══ Excerpted records

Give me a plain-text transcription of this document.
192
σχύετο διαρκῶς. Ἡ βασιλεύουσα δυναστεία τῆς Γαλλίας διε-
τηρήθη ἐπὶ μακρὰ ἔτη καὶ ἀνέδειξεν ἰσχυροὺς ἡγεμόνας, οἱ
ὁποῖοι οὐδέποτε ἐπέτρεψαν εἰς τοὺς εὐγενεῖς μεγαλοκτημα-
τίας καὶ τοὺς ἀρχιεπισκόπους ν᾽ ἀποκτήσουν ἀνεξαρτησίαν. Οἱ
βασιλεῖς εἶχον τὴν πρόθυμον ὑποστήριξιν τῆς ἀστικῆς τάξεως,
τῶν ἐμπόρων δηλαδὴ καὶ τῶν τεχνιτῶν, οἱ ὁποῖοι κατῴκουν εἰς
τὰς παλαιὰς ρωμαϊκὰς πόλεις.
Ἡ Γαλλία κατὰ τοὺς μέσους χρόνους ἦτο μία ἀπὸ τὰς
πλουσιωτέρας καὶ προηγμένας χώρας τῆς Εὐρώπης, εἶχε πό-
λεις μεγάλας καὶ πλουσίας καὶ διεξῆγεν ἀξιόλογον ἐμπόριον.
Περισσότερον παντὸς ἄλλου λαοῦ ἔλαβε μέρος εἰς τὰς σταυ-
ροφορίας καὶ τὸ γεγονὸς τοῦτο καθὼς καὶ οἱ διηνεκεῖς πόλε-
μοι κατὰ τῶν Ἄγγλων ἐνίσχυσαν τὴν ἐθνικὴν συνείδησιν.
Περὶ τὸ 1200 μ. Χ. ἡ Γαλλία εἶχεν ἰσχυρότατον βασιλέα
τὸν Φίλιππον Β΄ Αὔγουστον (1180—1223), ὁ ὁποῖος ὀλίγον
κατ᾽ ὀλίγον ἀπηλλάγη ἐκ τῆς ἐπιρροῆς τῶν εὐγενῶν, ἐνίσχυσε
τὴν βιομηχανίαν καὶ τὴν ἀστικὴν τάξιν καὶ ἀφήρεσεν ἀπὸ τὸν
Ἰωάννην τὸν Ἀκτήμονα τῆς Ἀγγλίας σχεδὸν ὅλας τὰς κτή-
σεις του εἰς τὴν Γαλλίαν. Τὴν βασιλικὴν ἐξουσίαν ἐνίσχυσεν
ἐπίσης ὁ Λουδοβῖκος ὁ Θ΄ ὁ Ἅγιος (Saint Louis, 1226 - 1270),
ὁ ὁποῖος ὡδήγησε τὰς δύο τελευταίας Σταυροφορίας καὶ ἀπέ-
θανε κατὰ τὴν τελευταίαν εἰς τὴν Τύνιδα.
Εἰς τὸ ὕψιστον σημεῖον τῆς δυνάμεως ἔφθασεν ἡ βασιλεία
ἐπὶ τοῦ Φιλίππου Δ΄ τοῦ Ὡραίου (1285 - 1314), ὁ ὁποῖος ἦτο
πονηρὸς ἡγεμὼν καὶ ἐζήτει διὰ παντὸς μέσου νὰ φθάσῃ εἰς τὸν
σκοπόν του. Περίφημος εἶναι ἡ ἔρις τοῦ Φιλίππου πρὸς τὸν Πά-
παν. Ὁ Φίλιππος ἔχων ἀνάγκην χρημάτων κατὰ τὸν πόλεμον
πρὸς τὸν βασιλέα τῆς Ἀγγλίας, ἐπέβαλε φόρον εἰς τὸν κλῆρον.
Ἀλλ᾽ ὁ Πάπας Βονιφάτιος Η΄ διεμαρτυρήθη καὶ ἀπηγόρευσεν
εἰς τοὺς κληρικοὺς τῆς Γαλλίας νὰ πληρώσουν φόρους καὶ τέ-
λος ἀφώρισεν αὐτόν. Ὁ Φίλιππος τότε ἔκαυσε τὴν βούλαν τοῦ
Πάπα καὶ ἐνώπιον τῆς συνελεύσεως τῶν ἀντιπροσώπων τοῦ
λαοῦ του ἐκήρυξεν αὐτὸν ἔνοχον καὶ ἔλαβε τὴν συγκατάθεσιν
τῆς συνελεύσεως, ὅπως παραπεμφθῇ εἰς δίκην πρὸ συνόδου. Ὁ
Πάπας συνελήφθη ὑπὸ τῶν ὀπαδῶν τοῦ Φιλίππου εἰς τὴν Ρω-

════

Requirements ▸ Copy each line of the data exactly, leaving nothing out.

Expected output ▸
Give me a plain-text transcription of this document.
192
σχύετο διαρκῶς. Ἡ βασιλεύουσα δυναστεία τῆς Γαλλίας διε-
τηρήθη ἐπὶ μακρὰ ἔτη καὶ ἀνέδειξεν ἰσχυροὺς ἡγεμόνας, οἱ
ὁποῖοι οὐδέποτε ἐπέτρεψαν εἰς τοὺς εὐγενεῖς μεγαλοκτημα-
τίας καὶ τοὺς ἀρχιεπισκόπους ν᾽ ἀποκτήσουν ἀνεξαρτησίαν. Οἱ
βασιλεῖς εἶχον τὴν πρόθυμον ὑποστήριξιν τῆς ἀστικῆς τάξεως,
τῶν ἐμπόρων δηλαδὴ καὶ τῶν τεχνιτῶν, οἱ ὁποῖοι κατῴκουν εἰς
τὰς παλαιὰς ρωμαϊκὰς πόλεις.
Ἡ Γαλλία κατὰ τοὺς μέσους χρόνους ἦτο μία ἀπὸ τὰς
πλουσιωτέρας καὶ προηγμένας χώρας τῆς Εὐρώπης, εἶχε πό-
λεις μεγάλας καὶ πλουσίας καὶ διεξῆγεν ἀξιόλογον ἐμπόριον.
Περισσότερον παντὸς ἄλλου λαοῦ ἔλαβε μέρος εἰς τὰς σταυ-
ροφορίας καὶ τὸ γεγονὸς τοῦτο καθὼς καὶ οἱ διηνεκεῖς πόλε-
μοι κατὰ τῶν Ἄγγλων ἐνίσχυσαν τὴν ἐθνικὴν συνείδησιν.
Περὶ τὸ 1200 μ. Χ. ἡ Γαλλία εἶχεν ἰσχυρότατον βασιλέα
τὸν Φίλιππον Β΄ Αὔγουστον (1180—1223), ὁ ὁποῖος ὀλίγον
κατ᾽ ὀλίγον ἀπηλλάγη ἐκ τῆς ἐπιρροῆς τῶν εὐγενῶν, ἐνίσχυσε
τὴν βιομηχανίαν καὶ τὴν ἀστικὴν τάξιν καὶ ἀφήρεσεν ἀπὸ τὸν
Ἰωάννην τὸν Ἀκτήμονα τῆς Ἀγγλίας σχεδὸν ὅλας τὰς κτή-
σεις του εἰς τὴν Γαλλίαν. Τὴν βασιλικὴν ἐξουσίαν ἐνίσχυσεν
ἐπίσης ὁ Λουδοβῖκος ὁ Θ΄ ὁ Ἅγιος (Saint Louis, 1226 - 1270),
ὁ ὁποῖος ὡδήγησε τὰς δύο τελευταίας Σταυροφορίας καὶ ἀπέ-
θανε κατὰ τὴν τελευταίαν εἰς τὴν Τύνιδα.
Εἰς τὸ ὕψιστον σημεῖον τῆς δυνάμεως ἔφθασεν ἡ βασιλεία
ἐπὶ τοῦ Φιλίππου Δ΄ τοῦ Ὡραίου (1285 - 1314), ὁ ὁποῖος ἦτο
πονηρὸς ἡγεμὼν καὶ ἐζήτει διὰ παντὸς μέσου νὰ φθάσῃ εἰς τὸν
σκοπόν του. Περίφημος εἶναι ἡ ἔρις τοῦ Φιλίππου πρὸς τὸν Πά-
παν. Ὁ Φίλιππος ἔχων ἀνάγκην χρημάτων κατὰ τὸν πόλεμον
πρὸς τὸν βασιλέα τῆς Ἀγγλίας, ἐπέβαλε φόρον εἰς τὸν κλῆρον.
Ἀλλ᾽ ὁ Πάπας Βονιφάτιος Η΄ διεμαρτυρήθη καὶ ἀπηγόρευσεν
εἰς τοὺς κληρικοὺς τῆς Γαλλίας νὰ πληρώσουν φόρους καὶ τέ-
λος ἀφώρισεν αὐτόν. Ὁ Φίλιππος τότε ἔκαυσε τὴν βούλαν τοῦ
Πάπα καὶ ἐνώπιον τῆς συνελεύσεως τῶν ἀντιπροσώπων τοῦ
λαοῦ του ἐκήρυξεν αὐτὸν ἔνοχον καὶ ἔλαβε τὴν συγκατάθεσιν
τῆς συνελεύσεως, ὅπως παραπεμφθῇ εἰς δίκην πρὸ συνόδου. Ὁ
Πάπας συνελήφθη ὑπὸ τῶν ὀπαδῶν τοῦ Φιλίππου εἰς τὴν Ρω-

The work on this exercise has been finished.